• Challenge:
Find how many lines hold the word "medium". Give only the number.

• Task input:
* * * * * * *

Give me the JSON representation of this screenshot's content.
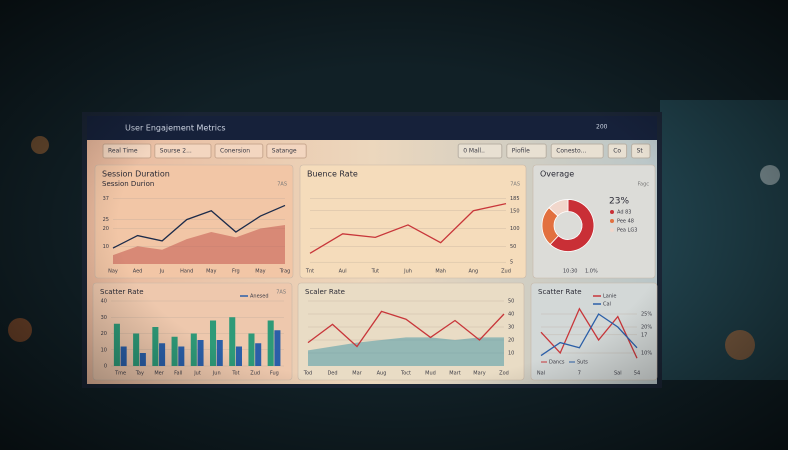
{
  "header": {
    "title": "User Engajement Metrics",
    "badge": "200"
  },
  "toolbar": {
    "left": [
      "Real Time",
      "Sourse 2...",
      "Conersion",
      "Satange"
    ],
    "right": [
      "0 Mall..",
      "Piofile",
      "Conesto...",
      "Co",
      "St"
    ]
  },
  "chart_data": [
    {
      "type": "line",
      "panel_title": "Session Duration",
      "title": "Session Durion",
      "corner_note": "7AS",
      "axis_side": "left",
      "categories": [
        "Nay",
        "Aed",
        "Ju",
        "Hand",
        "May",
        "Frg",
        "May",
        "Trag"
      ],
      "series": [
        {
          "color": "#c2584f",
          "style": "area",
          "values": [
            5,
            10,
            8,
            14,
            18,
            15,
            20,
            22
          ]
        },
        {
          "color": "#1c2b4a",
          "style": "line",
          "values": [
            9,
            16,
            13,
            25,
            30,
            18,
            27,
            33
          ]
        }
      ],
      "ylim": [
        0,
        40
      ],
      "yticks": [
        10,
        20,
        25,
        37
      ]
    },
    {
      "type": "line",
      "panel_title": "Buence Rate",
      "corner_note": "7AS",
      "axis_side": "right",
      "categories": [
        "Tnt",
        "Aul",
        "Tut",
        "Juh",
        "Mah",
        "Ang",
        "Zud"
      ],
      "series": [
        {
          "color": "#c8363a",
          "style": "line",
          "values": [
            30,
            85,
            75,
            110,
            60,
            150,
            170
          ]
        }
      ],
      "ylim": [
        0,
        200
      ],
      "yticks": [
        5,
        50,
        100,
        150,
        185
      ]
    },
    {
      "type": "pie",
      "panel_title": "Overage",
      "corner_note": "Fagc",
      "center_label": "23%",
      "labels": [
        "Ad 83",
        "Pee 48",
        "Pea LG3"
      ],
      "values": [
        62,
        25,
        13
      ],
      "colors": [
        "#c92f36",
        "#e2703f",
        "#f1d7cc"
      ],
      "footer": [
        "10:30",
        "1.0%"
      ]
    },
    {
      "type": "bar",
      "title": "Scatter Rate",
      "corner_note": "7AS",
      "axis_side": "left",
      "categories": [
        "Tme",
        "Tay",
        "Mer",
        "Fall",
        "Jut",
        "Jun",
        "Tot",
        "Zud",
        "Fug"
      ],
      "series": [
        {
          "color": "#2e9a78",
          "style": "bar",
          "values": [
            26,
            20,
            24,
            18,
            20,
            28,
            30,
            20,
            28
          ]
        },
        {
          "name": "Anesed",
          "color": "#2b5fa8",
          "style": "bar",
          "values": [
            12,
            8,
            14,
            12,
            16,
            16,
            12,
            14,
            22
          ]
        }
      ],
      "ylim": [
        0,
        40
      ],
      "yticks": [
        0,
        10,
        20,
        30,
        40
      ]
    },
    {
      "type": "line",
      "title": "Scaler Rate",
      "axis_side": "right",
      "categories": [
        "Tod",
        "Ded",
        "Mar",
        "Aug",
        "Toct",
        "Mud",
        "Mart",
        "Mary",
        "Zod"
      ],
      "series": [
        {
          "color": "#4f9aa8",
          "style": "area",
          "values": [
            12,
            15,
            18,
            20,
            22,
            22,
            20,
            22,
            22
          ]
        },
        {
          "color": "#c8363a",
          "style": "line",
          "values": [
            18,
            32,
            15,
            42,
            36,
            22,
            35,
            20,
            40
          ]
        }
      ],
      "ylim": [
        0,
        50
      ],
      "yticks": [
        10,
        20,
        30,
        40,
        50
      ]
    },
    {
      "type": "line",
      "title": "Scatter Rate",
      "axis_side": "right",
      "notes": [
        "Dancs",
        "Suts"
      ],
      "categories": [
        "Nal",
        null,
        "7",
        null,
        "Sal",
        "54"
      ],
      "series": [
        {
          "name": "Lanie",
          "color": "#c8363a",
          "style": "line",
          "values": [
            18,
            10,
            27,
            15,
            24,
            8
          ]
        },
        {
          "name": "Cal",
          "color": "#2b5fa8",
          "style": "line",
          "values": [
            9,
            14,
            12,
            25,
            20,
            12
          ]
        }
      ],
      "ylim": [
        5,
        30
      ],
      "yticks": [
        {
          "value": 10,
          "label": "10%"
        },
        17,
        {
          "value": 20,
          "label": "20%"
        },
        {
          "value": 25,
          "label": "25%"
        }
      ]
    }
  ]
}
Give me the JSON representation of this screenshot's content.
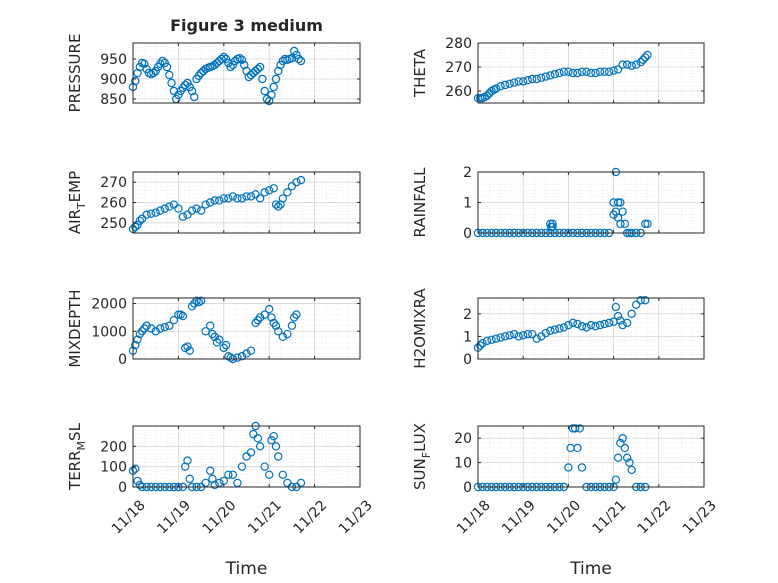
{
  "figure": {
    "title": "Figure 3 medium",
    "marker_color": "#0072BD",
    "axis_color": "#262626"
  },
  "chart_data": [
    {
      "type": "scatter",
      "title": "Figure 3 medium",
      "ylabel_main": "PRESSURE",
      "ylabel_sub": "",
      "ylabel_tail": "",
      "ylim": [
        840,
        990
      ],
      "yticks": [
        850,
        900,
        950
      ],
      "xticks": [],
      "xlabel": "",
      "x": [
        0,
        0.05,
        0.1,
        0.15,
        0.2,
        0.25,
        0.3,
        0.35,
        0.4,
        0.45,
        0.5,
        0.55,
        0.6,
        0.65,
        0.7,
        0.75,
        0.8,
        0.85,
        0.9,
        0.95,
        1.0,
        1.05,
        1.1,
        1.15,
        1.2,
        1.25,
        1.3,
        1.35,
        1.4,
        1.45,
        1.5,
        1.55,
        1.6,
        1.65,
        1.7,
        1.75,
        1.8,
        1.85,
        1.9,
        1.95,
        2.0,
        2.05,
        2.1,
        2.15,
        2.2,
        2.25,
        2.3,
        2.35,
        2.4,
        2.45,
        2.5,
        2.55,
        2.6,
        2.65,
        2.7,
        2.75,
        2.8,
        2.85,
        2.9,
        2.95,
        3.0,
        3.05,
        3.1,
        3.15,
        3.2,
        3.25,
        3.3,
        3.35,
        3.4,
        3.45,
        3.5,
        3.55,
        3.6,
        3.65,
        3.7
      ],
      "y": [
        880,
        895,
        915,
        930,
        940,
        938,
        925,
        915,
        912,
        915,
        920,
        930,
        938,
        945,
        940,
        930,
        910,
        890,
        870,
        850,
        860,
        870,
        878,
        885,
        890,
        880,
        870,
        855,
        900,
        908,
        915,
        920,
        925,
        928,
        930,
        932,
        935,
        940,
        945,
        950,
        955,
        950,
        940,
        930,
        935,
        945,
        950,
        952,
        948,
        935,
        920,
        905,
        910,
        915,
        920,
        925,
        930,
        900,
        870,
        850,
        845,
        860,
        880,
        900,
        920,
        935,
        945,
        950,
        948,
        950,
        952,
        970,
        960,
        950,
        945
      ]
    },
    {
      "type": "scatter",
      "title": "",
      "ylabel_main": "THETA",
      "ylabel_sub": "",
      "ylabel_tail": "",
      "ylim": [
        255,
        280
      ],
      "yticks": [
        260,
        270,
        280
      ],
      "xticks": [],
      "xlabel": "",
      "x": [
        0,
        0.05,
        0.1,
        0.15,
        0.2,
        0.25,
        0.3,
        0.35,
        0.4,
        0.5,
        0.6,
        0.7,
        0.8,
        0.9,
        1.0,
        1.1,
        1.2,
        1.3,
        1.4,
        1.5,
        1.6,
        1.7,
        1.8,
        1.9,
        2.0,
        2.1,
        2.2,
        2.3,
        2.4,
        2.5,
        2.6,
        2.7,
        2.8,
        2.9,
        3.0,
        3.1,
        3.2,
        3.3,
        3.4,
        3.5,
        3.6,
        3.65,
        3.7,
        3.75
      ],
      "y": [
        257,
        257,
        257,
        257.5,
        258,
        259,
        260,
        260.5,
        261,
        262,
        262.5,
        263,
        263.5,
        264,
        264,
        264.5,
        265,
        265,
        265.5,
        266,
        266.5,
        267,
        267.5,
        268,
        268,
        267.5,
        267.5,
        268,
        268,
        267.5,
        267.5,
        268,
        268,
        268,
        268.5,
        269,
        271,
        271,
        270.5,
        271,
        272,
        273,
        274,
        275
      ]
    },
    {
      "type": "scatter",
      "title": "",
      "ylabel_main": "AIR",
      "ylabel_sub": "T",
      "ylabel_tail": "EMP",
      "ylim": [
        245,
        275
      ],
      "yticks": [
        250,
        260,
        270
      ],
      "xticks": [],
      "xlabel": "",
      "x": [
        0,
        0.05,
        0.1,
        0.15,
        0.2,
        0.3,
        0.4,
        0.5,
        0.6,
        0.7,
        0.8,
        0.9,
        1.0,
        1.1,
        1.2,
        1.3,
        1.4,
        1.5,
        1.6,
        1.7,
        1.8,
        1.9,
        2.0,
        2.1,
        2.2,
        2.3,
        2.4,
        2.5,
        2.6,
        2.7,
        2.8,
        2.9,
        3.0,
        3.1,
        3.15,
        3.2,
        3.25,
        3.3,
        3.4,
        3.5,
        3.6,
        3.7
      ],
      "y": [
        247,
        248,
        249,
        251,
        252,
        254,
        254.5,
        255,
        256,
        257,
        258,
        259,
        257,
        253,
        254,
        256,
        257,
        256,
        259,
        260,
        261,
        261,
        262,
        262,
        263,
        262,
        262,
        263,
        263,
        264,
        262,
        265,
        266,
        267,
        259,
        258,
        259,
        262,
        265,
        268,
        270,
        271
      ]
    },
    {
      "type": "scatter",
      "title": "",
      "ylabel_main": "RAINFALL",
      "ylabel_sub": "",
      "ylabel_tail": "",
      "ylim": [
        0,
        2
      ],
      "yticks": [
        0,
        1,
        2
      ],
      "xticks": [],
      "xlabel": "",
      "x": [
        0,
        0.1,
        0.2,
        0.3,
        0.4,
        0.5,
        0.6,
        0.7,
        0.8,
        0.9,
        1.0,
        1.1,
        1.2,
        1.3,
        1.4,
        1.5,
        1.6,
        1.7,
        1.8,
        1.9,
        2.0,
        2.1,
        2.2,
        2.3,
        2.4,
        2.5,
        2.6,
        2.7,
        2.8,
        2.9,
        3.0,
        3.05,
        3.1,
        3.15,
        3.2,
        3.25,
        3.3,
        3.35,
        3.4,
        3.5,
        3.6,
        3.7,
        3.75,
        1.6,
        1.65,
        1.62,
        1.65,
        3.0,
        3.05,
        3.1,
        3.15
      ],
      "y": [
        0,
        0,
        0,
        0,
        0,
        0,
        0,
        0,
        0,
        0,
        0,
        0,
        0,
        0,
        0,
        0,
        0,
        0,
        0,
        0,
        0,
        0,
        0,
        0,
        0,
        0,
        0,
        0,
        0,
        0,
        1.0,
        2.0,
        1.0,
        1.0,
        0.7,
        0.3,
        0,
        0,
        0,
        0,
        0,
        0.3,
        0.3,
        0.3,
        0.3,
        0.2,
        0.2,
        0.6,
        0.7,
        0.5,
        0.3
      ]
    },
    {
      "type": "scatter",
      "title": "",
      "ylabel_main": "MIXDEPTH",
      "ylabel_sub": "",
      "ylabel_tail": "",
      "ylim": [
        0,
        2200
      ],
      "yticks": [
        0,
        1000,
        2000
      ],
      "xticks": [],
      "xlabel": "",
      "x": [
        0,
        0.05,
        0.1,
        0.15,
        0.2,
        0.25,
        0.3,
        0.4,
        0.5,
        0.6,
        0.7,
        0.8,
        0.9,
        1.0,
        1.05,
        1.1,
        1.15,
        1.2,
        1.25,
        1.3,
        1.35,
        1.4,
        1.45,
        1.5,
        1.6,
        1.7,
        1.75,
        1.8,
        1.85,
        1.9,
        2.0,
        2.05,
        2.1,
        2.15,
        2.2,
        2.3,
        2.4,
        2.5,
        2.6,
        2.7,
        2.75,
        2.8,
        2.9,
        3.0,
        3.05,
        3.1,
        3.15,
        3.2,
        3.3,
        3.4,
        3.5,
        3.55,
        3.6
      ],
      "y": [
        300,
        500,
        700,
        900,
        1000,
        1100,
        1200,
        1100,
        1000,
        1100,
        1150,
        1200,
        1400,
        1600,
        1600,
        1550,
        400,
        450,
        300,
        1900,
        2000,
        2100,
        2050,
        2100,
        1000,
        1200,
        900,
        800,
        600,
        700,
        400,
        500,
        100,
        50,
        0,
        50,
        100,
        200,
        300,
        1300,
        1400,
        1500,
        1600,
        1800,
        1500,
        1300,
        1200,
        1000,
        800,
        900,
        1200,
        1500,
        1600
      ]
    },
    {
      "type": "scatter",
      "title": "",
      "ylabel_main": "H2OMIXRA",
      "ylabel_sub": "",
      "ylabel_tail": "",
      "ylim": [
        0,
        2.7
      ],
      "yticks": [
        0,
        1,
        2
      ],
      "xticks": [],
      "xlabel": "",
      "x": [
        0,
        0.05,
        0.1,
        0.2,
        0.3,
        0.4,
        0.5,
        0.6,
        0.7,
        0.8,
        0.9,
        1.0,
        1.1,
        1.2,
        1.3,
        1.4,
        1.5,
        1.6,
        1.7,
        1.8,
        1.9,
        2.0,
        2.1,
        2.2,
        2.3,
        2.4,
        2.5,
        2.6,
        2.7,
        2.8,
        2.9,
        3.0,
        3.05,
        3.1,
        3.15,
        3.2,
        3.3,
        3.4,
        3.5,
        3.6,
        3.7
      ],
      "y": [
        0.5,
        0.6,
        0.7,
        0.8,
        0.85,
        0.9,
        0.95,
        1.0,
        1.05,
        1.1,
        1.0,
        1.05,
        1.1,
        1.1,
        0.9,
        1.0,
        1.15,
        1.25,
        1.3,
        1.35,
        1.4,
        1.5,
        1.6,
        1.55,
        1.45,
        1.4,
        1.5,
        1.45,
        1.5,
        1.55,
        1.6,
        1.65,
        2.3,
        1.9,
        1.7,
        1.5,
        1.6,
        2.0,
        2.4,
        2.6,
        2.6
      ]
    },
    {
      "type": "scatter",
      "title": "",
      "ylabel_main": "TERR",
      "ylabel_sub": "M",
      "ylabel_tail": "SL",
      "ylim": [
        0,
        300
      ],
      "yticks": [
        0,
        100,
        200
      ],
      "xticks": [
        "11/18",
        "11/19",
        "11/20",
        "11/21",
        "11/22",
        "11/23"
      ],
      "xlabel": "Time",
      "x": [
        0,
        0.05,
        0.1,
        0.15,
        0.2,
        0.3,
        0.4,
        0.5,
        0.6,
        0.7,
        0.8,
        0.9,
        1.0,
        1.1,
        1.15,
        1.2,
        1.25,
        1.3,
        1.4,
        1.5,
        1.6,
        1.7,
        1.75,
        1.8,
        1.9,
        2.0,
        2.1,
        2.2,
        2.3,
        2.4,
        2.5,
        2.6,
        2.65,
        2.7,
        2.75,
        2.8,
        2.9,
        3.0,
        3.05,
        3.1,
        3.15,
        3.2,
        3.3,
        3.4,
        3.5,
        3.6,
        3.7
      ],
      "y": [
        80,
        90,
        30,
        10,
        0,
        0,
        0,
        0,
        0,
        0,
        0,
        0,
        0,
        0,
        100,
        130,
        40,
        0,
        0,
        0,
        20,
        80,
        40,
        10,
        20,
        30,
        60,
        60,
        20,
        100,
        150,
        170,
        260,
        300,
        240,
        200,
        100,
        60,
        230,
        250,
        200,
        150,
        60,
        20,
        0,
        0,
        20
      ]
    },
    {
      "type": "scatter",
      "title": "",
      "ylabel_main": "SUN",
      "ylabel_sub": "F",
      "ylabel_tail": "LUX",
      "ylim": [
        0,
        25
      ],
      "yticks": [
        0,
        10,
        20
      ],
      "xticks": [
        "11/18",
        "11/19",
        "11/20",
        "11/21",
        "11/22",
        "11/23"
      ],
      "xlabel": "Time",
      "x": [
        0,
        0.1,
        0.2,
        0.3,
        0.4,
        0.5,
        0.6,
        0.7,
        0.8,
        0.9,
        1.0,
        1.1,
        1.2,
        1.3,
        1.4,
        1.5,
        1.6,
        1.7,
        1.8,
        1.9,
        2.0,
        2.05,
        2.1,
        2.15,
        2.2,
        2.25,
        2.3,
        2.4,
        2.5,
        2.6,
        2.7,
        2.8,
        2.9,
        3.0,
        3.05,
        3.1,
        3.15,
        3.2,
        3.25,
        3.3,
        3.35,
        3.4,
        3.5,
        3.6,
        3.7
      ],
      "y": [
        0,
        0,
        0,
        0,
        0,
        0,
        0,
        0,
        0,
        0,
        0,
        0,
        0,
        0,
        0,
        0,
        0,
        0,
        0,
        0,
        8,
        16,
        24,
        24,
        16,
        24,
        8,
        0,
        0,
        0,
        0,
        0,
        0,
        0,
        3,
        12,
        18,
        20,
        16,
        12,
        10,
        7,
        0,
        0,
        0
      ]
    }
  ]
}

* * * * * * *

• Completed exercise:
2